Please repeat the listing below, substituting "screen capture" for "screenshot" and leaving everything else unchanged. Omit the pictures from your answer.

## Stored data:
◇ ◇ ◇ ◇ ◇
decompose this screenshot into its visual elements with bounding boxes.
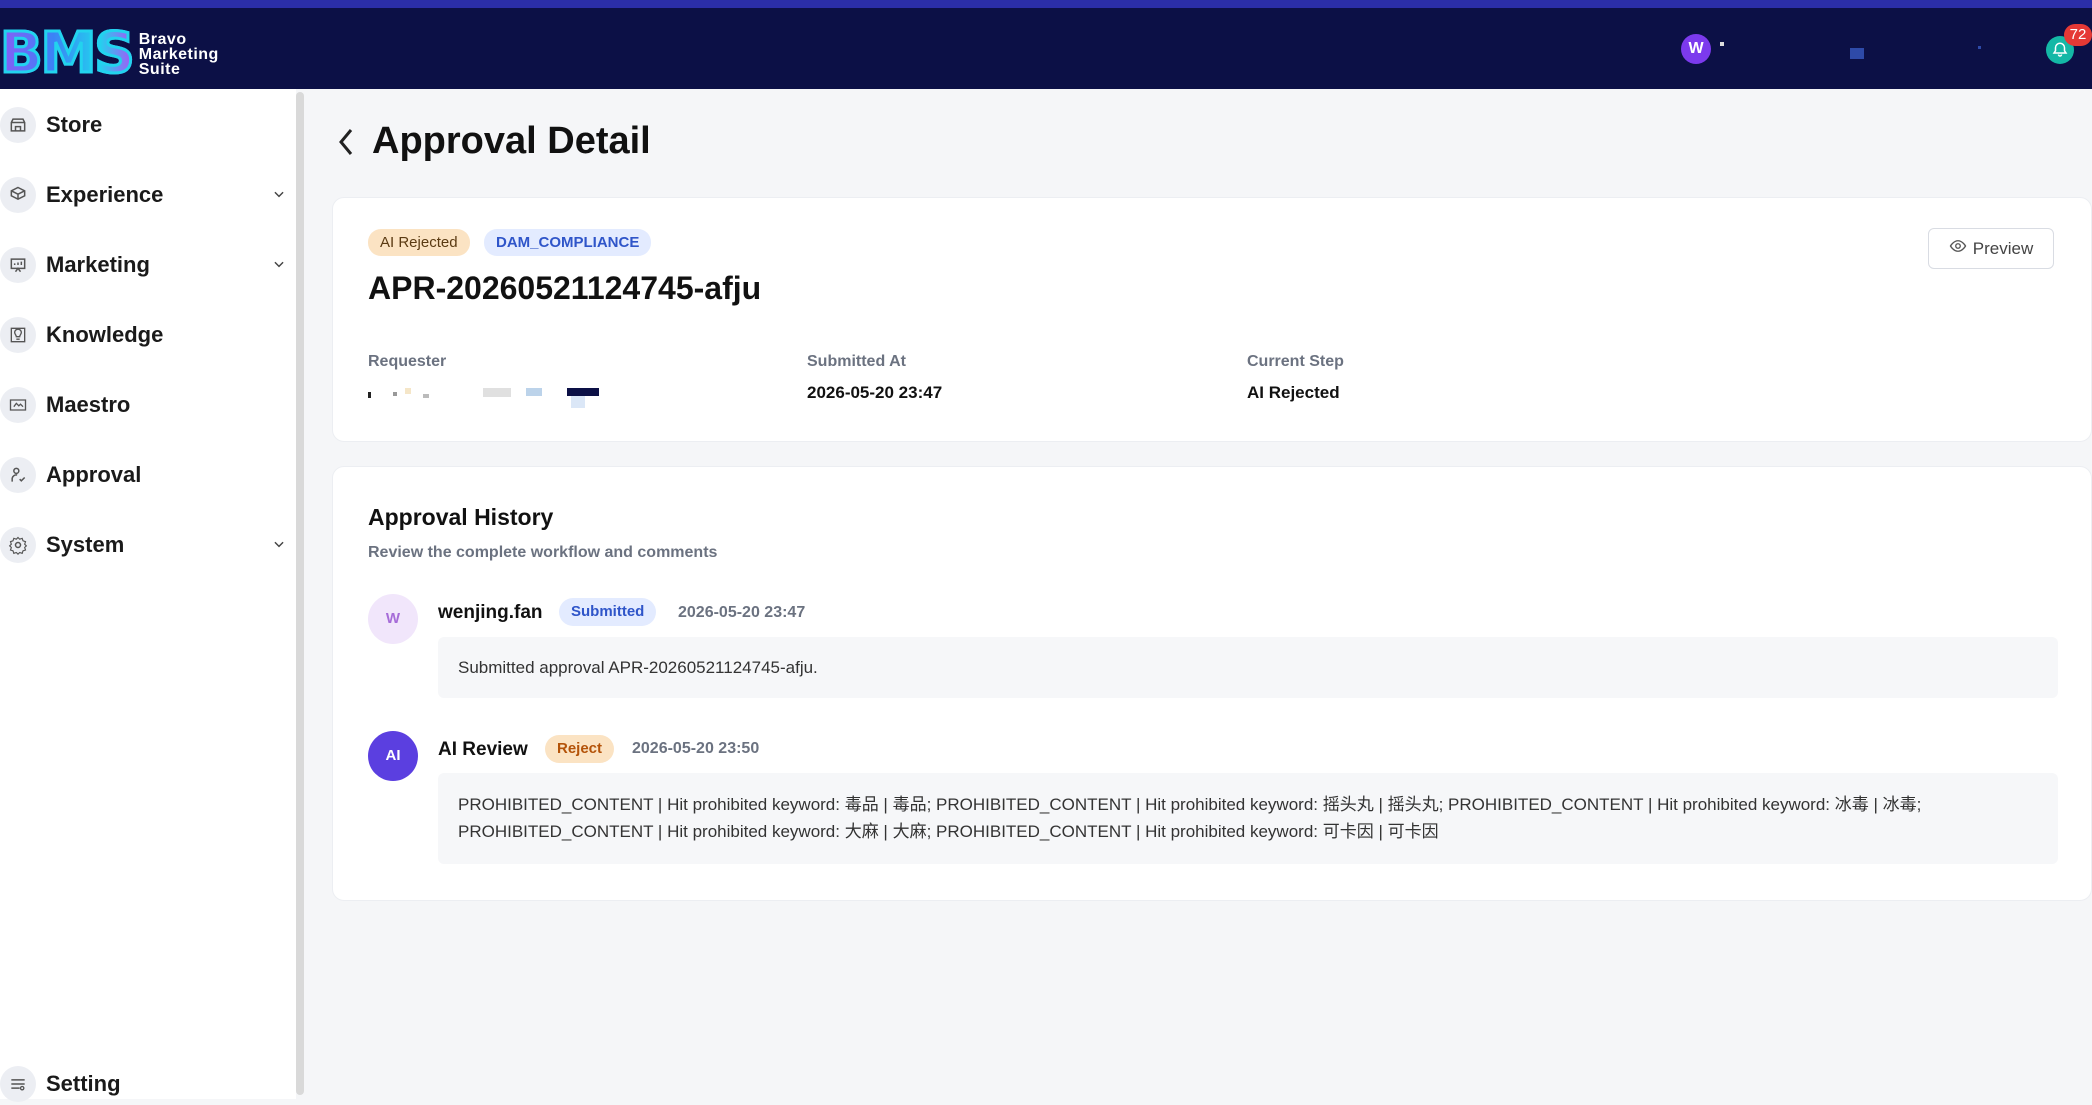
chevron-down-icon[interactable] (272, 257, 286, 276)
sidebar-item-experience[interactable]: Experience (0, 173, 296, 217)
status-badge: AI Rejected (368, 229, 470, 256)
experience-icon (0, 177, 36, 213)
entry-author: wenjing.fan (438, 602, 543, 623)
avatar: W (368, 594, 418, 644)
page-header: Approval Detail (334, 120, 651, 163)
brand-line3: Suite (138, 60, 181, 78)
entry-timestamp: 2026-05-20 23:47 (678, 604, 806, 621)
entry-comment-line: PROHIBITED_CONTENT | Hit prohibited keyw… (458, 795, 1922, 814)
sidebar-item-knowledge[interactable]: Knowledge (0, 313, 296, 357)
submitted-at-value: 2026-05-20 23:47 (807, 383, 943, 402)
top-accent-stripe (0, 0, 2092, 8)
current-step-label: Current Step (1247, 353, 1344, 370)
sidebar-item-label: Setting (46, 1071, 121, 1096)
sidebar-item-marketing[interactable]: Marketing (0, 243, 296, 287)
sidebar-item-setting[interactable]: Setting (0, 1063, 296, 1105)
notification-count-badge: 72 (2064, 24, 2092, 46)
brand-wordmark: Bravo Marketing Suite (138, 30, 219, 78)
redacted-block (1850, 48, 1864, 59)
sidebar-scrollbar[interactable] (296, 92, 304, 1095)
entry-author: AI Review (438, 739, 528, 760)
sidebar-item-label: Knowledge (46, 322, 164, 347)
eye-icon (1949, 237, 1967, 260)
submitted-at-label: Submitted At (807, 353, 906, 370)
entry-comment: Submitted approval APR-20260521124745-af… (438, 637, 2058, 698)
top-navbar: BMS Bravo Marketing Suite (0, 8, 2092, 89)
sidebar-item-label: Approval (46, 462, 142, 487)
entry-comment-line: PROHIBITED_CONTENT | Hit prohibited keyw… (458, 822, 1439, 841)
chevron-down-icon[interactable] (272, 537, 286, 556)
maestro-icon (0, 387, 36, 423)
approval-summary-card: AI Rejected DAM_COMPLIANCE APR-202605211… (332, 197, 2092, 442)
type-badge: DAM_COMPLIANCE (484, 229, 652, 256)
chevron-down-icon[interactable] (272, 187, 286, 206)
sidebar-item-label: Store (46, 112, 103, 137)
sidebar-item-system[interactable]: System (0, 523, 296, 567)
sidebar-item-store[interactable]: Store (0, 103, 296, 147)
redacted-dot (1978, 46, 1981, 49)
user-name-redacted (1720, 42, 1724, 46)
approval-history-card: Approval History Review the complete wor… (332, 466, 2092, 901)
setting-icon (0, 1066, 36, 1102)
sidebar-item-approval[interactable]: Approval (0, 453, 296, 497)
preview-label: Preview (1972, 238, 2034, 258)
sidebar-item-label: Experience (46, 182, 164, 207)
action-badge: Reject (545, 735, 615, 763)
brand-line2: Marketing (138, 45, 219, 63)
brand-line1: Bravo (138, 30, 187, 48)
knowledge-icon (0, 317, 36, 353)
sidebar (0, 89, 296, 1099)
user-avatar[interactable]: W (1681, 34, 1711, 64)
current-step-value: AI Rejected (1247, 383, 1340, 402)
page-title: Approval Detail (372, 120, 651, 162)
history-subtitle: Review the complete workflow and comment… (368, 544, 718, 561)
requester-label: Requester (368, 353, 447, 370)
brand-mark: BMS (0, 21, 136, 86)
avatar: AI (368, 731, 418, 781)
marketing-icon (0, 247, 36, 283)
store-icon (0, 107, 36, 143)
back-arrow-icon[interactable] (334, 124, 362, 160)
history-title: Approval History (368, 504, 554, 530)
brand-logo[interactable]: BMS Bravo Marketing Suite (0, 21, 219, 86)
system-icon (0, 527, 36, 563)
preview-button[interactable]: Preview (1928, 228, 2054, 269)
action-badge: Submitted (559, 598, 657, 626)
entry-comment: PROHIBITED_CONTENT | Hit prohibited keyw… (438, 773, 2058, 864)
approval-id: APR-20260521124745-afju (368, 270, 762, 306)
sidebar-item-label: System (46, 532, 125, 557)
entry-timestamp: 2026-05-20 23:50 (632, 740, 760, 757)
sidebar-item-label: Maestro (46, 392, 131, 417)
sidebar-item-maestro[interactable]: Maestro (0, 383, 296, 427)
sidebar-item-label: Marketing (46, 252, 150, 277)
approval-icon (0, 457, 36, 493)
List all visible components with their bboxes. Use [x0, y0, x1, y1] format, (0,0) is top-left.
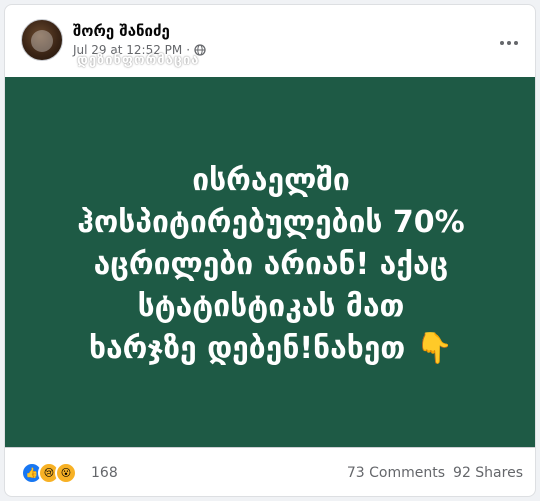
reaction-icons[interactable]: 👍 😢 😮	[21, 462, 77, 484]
◇ ◇ ◇ ◇ ◇
## Reply:
decompose this screen capture into its visual elements with bounding boxes.
chevron-down-icon[interactable] (272, 257, 286, 276)
sidebar-item-experience[interactable]: Experience (0, 173, 296, 217)
status-badge: AI Rejected (368, 229, 470, 256)
experience-icon (0, 177, 36, 213)
entry-author: wenjing.fan (438, 602, 543, 623)
avatar: W (368, 594, 418, 644)
page-header: Approval Detail (334, 120, 651, 163)
brand-line3: Suite (138, 60, 181, 78)
entry-timestamp: 2026-05-20 23:47 (678, 604, 806, 621)
entry-comment-line: PROHIBITED_CONTENT | Hit prohibited keyw… (458, 795, 1922, 814)
sidebar-item-knowledge[interactable]: Knowledge (0, 313, 296, 357)
submitted-at-value: 2026-05-20 23:47 (807, 383, 943, 402)
top-accent-stripe (0, 0, 2092, 8)
current-step-label: Current Step (1247, 353, 1344, 370)
sidebar-item-label: Setting (46, 1071, 121, 1096)
sidebar-item-marketing[interactable]: Marketing (0, 243, 296, 287)
sidebar-item-setting[interactable]: Setting (0, 1063, 296, 1105)
notification-count-badge: 72 (2064, 24, 2092, 46)
brand-wordmark: Bravo Marketing Suite (138, 30, 219, 78)
redacted-block (1850, 48, 1864, 59)
sidebar-scrollbar[interactable] (296, 92, 304, 1095)
entry-author: AI Review (438, 739, 528, 760)
sidebar-item-label: Knowledge (46, 322, 164, 347)
eye-icon (1949, 237, 1967, 260)
submitted-at-label: Submitted At (807, 353, 906, 370)
entry-comment: Submitted approval APR-20260521124745-af… (438, 637, 2058, 698)
top-navbar: BMS Bravo Marketing Suite (0, 8, 2092, 89)
sidebar-item-label: Approval (46, 462, 142, 487)
entry-comment-line: PROHIBITED_CONTENT | Hit prohibited keyw… (458, 822, 1439, 841)
chevron-down-icon[interactable] (272, 537, 286, 556)
maestro-icon (0, 387, 36, 423)
approval-summary-card: AI Rejected DAM_COMPLIANCE APR-202605211… (332, 197, 2092, 442)
type-badge: DAM_COMPLIANCE (484, 229, 652, 256)
chevron-down-icon[interactable] (272, 187, 286, 206)
sidebar-item-label: Store (46, 112, 103, 137)
sidebar-item-system[interactable]: System (0, 523, 296, 567)
sidebar-item-store[interactable]: Store (0, 103, 296, 147)
redacted-dot (1978, 46, 1981, 49)
user-name-redacted (1720, 42, 1724, 46)
approval-history-card: Approval History Review the complete wor… (332, 466, 2092, 901)
setting-icon (0, 1066, 36, 1102)
sidebar-item-approval[interactable]: Approval (0, 453, 296, 497)
preview-label: Preview (1972, 238, 2034, 258)
sidebar-item-label: Experience (46, 182, 164, 207)
action-badge: Reject (545, 735, 615, 763)
brand-line2: Marketing (138, 45, 219, 63)
brand-line1: Bravo (138, 30, 187, 48)
knowledge-icon (0, 317, 36, 353)
sidebar (0, 89, 296, 1099)
user-avatar[interactable]: W (1681, 34, 1711, 64)
current-step-value: AI Rejected (1247, 383, 1340, 402)
page-title: Approval Detail (372, 120, 651, 162)
history-subtitle: Review the complete workflow and comment… (368, 544, 718, 561)
requester-label: Requester (368, 353, 447, 370)
brand-mark: BMS (0, 21, 136, 86)
avatar: AI (368, 731, 418, 781)
marketing-icon (0, 247, 36, 283)
store-icon (0, 107, 36, 143)
back-arrow-icon[interactable] (334, 124, 362, 160)
history-title: Approval History (368, 504, 554, 530)
brand-logo[interactable]: BMS Bravo Marketing Suite (0, 21, 219, 86)
system-icon (0, 527, 36, 563)
preview-button[interactable]: Preview (1928, 228, 2054, 269)
action-badge: Submitted (559, 598, 657, 626)
entry-comment: PROHIBITED_CONTENT | Hit prohibited keyw… (438, 773, 2058, 864)
approval-id: APR-20260521124745-afju (368, 270, 762, 306)
sidebar-item-label: System (46, 532, 125, 557)
entry-timestamp: 2026-05-20 23:50 (632, 740, 760, 757)
sidebar-item-label: Maestro (46, 392, 131, 417)
sidebar-item-maestro[interactable]: Maestro (0, 383, 296, 427)
sidebar-item-label: Marketing (46, 252, 150, 277)
approval-icon (0, 457, 36, 493)
List all visible components with their bboxes. Use [x0, y0, x1, y1] format, (0,0) is top-left.
reaction-icons[interactable]: 👍 😢 😮	[21, 462, 77, 484]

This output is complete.